>>>

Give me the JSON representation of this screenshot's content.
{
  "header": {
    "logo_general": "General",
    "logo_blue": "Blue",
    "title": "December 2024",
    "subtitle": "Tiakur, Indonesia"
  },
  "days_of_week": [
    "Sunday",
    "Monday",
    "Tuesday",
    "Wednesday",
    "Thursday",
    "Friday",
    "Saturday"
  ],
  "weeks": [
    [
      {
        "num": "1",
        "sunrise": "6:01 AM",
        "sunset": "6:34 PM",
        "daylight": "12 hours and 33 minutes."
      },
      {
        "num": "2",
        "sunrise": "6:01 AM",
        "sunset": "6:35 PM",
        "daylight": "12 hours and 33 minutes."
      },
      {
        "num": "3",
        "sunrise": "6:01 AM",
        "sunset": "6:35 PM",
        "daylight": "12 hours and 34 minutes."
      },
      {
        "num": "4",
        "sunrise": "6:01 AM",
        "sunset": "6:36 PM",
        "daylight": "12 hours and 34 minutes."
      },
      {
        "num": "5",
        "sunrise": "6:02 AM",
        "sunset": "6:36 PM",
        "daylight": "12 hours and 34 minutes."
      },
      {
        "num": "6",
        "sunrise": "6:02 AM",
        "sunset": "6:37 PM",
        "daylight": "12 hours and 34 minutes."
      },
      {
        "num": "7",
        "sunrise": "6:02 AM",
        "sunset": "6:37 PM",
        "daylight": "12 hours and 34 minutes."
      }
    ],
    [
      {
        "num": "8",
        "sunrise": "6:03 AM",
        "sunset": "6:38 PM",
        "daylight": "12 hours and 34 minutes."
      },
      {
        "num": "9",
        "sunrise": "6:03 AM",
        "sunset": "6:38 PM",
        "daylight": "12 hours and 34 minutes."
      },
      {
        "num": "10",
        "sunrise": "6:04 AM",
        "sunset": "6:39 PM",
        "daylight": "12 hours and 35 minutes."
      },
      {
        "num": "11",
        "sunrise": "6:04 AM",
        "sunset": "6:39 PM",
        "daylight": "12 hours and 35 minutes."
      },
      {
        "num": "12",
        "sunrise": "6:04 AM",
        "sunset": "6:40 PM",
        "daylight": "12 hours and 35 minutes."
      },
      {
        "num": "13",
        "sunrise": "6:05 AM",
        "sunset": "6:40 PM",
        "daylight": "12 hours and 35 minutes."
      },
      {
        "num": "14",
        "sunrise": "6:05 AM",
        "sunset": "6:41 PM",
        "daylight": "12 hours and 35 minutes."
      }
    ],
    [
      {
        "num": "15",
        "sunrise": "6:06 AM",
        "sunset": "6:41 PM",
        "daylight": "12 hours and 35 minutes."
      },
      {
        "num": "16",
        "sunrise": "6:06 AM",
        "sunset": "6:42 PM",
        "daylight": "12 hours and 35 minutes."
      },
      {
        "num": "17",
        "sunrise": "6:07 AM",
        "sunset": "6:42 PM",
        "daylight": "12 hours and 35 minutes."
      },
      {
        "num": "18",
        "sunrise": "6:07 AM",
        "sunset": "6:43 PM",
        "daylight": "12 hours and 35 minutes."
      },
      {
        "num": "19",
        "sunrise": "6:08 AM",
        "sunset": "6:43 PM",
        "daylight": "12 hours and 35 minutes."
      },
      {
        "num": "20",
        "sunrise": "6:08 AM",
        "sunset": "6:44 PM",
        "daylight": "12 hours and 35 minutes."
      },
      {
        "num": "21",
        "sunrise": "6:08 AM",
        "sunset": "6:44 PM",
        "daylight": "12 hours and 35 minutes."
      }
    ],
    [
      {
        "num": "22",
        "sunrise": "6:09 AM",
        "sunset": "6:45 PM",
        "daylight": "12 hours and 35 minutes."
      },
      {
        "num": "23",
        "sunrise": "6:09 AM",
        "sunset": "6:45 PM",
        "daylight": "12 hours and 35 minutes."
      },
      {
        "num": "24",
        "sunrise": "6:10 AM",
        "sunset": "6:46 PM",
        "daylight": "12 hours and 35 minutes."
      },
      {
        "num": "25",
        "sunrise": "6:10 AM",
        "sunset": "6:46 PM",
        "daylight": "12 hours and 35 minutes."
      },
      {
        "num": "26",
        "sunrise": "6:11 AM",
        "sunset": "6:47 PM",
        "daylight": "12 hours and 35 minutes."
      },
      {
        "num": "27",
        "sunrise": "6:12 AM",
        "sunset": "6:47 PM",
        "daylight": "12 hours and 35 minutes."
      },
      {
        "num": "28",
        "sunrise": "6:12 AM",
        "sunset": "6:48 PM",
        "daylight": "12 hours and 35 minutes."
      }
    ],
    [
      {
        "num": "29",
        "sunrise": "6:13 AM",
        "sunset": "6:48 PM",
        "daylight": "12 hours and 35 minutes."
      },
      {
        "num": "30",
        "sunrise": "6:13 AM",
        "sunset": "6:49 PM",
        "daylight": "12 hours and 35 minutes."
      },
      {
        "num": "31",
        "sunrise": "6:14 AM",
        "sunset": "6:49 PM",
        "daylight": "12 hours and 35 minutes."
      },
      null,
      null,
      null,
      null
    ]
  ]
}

<<<

- Your task: Repeat the material from above exactly, word for word.

- Exercise result:
Give me the JSON representation of this screenshot's content.
{
  "header": {
    "logo_general": "General",
    "logo_blue": "Blue",
    "title": "December 2024",
    "subtitle": "Tiakur, Indonesia"
  },
  "days_of_week": [
    "Sunday",
    "Monday",
    "Tuesday",
    "Wednesday",
    "Thursday",
    "Friday",
    "Saturday"
  ],
  "weeks": [
    [
      {
        "num": "1",
        "sunrise": "6:01 AM",
        "sunset": "6:34 PM",
        "daylight": "12 hours and 33 minutes."
      },
      {
        "num": "2",
        "sunrise": "6:01 AM",
        "sunset": "6:35 PM",
        "daylight": "12 hours and 33 minutes."
      },
      {
        "num": "3",
        "sunrise": "6:01 AM",
        "sunset": "6:35 PM",
        "daylight": "12 hours and 34 minutes."
      },
      {
        "num": "4",
        "sunrise": "6:01 AM",
        "sunset": "6:36 PM",
        "daylight": "12 hours and 34 minutes."
      },
      {
        "num": "5",
        "sunrise": "6:02 AM",
        "sunset": "6:36 PM",
        "daylight": "12 hours and 34 minutes."
      },
      {
        "num": "6",
        "sunrise": "6:02 AM",
        "sunset": "6:37 PM",
        "daylight": "12 hours and 34 minutes."
      },
      {
        "num": "7",
        "sunrise": "6:02 AM",
        "sunset": "6:37 PM",
        "daylight": "12 hours and 34 minutes."
      }
    ],
    [
      {
        "num": "8",
        "sunrise": "6:03 AM",
        "sunset": "6:38 PM",
        "daylight": "12 hours and 34 minutes."
      },
      {
        "num": "9",
        "sunrise": "6:03 AM",
        "sunset": "6:38 PM",
        "daylight": "12 hours and 34 minutes."
      },
      {
        "num": "10",
        "sunrise": "6:04 AM",
        "sunset": "6:39 PM",
        "daylight": "12 hours and 35 minutes."
      },
      {
        "num": "11",
        "sunrise": "6:04 AM",
        "sunset": "6:39 PM",
        "daylight": "12 hours and 35 minutes."
      },
      {
        "num": "12",
        "sunrise": "6:04 AM",
        "sunset": "6:40 PM",
        "daylight": "12 hours and 35 minutes."
      },
      {
        "num": "13",
        "sunrise": "6:05 AM",
        "sunset": "6:40 PM",
        "daylight": "12 hours and 35 minutes."
      },
      {
        "num": "14",
        "sunrise": "6:05 AM",
        "sunset": "6:41 PM",
        "daylight": "12 hours and 35 minutes."
      }
    ],
    [
      {
        "num": "15",
        "sunrise": "6:06 AM",
        "sunset": "6:41 PM",
        "daylight": "12 hours and 35 minutes."
      },
      {
        "num": "16",
        "sunrise": "6:06 AM",
        "sunset": "6:42 PM",
        "daylight": "12 hours and 35 minutes."
      },
      {
        "num": "17",
        "sunrise": "6:07 AM",
        "sunset": "6:42 PM",
        "daylight": "12 hours and 35 minutes."
      },
      {
        "num": "18",
        "sunrise": "6:07 AM",
        "sunset": "6:43 PM",
        "daylight": "12 hours and 35 minutes."
      },
      {
        "num": "19",
        "sunrise": "6:08 AM",
        "sunset": "6:43 PM",
        "daylight": "12 hours and 35 minutes."
      },
      {
        "num": "20",
        "sunrise": "6:08 AM",
        "sunset": "6:44 PM",
        "daylight": "12 hours and 35 minutes."
      },
      {
        "num": "21",
        "sunrise": "6:08 AM",
        "sunset": "6:44 PM",
        "daylight": "12 hours and 35 minutes."
      }
    ],
    [
      {
        "num": "22",
        "sunrise": "6:09 AM",
        "sunset": "6:45 PM",
        "daylight": "12 hours and 35 minutes."
      },
      {
        "num": "23",
        "sunrise": "6:09 AM",
        "sunset": "6:45 PM",
        "daylight": "12 hours and 35 minutes."
      },
      {
        "num": "24",
        "sunrise": "6:10 AM",
        "sunset": "6:46 PM",
        "daylight": "12 hours and 35 minutes."
      },
      {
        "num": "25",
        "sunrise": "6:10 AM",
        "sunset": "6:46 PM",
        "daylight": "12 hours and 35 minutes."
      },
      {
        "num": "26",
        "sunrise": "6:11 AM",
        "sunset": "6:47 PM",
        "daylight": "12 hours and 35 minutes."
      },
      {
        "num": "27",
        "sunrise": "6:12 AM",
        "sunset": "6:47 PM",
        "daylight": "12 hours and 35 minutes."
      },
      {
        "num": "28",
        "sunrise": "6:12 AM",
        "sunset": "6:48 PM",
        "daylight": "12 hours and 35 minutes."
      }
    ],
    [
      {
        "num": "29",
        "sunrise": "6:13 AM",
        "sunset": "6:48 PM",
        "daylight": "12 hours and 35 minutes."
      },
      {
        "num": "30",
        "sunrise": "6:13 AM",
        "sunset": "6:49 PM",
        "daylight": "12 hours and 35 minutes."
      },
      {
        "num": "31",
        "sunrise": "6:14 AM",
        "sunset": "6:49 PM",
        "daylight": "12 hours and 35 minutes."
      },
      null,
      null,
      null,
      null
    ]
  ]
}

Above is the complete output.